Time out when use distributed setting

Hi,

I followed steps in README(and passwordless SSH login setting), trying to do distributed training with two virtual machines each with one nvidia tesla p100 gpu. However, the connection timed out error keeps coming up.

python3 ~/workspace/dgl/tools/launch.py --workspace ~/workspace/dgl/examples/pytorch/graphsage/dist/  --num_trainers 2  --num_samplers 0  --num_servers 1 --part_config data/ogb-product.json --ip_config ip_config.txt --keep_alive --server_name long_live "python3 train_dist.py --graph-name ogb-product --ip_config ip_config.txt --num-epochs 5 --batch-size 1000 --num_workers 0 --num_gpus 1"
Servers will keep alive even clients exit...
The number of OMP threads per trainer is set to 4
Monitor file for alive servers already exist: /tmp/dgl_dist_monitor_long_live.
Use running server long_live.
cleanupu process runs
ssh: connect to host 172.31.2.66 port 22: Connection timed out
ssh: connect to host 172.31.1.191 port 22: Connection timed out
Exception in thread Thread-2:
Traceback (most recent call last):
  File "/usr/lib/python3.8/threading.py", line 932, in _bootstrap_inner
Exception in thread Thread-1:
Traceback (most recent call last):
  File "/usr/lib/python3.8/threading.py", line 932, in _bootstrap_inner
    self.run()
-------
* _TASKS TO PERFORM_
a – Reproduce the distributed training timeout post word for word, everything from "Time out when" down to "even clients exit...".
b – Carry on the distributed training timeout post from its last line.

* _DATA SHOWN_
-------
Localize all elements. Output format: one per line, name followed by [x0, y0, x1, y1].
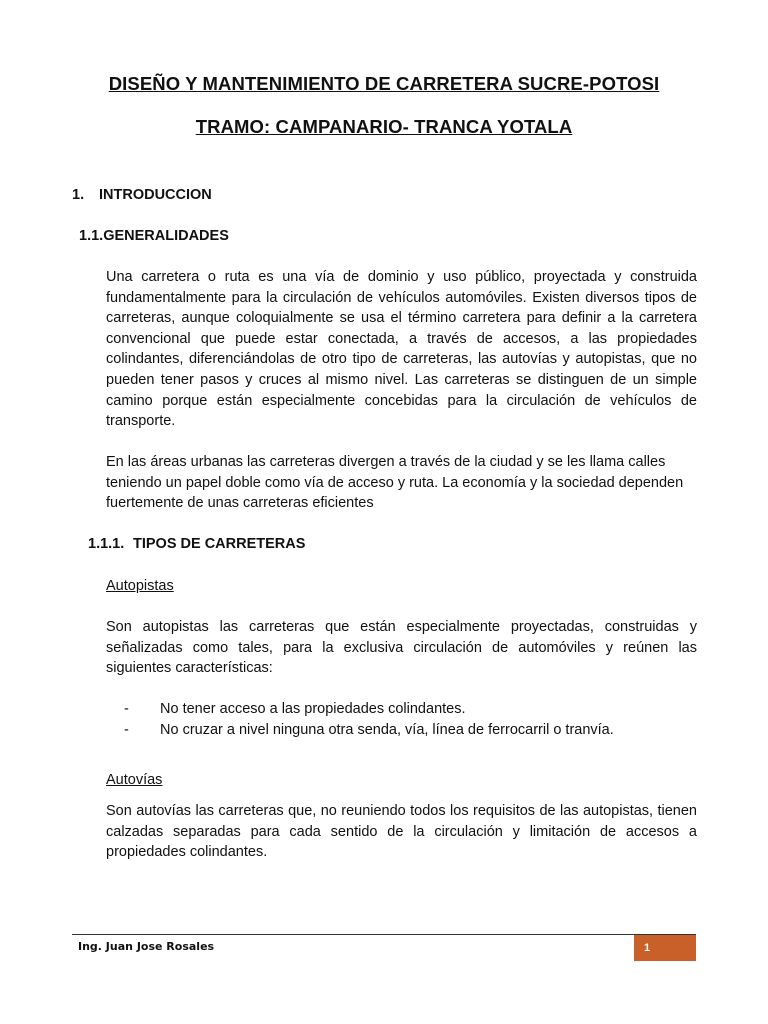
-------
* _ANSWERS BELOW_
a –
Time out when use distributed setting

Hi,

I followed steps in README(and passwordless SSH login setting), trying to do distributed training with two virtual machines each with one nvidia tesla p100 gpu. However, the connection timed out error keeps coming up.

python3 ~/workspace/dgl/tools/launch.py --workspace ~/workspace/dgl/examples/pytorch/graphsage/dist/  --num_trainers 2  --num_samplers 0  --num_servers 1 --part_config data/ogb-product.json --ip_config ip_config.txt --keep_alive --server_name long_live "python3 train_dist.py --graph-name ogb-product --ip_config ip_config.txt --num-epochs 5 --batch-size 1000 --num_workers 0 --num_gpus 1"
Servers will keep alive even clients exit...

b –
    self.run()
  File "/usr/lib/python3.8/threading.py", line 870, in run
  File "/usr/lib/python3.8/threading.py", line 870, in run
    self._target(*self._args, **self._kwargs)
    self._target(*self._args, **self._kwargs)
  File "/home/luyc/workspace/dgl/tools/launch.py", line 109, in run
  File "/home/luyc/workspace/dgl/tools/launch.py", line 109, in run
    subprocess.check_call(ssh_cmd, shell=True)
    subprocess.check_call(ssh_cmd, shell=True)
  File "/usr/lib/python3.8/subprocess.py", line 364, in check_call
  File "/usr/lib/python3.8/subprocess.py", line 364, in check_call
    raise CalledProcessError(retcode, cmd)
subprocess.CalledProcessError: Command 'ssh -o StrictHostKeyChecking=no -p 22 172.31.2.66 'cd /home/luyc/workspace/dgl/examples/pytorch/graphsage/dist/; (export DGL_DIST_MODE=distributed DGL_ROLE=client DGL_NUM_SAMPLER=0 DGL_NUM_CLIENT=4 DGL_CONF_PATH=data/ogb-product.json DGL_IP_CONFIG=ip_config.txt DGL_NUM_SERVER=1 DGL_GRAPH_FORMAT=csc OMP_NUM_THREADS=4 DGL_GROUP_ID=1 ; python3 -m torch.distributed.launch --nproc_per_node=2 --nnodes=2 --node_rank=0 --master_addr=172.31.2.66 --master_port=1234 train_dist.py --graph-name ogb-product --ip_config ip_config.txt --num-epochs 5 --batch-size 1000 --num_workers 0 --num_gpus 1)'' returned non-zero exit status 255.
    raise CalledProcessError(retcode, cmd)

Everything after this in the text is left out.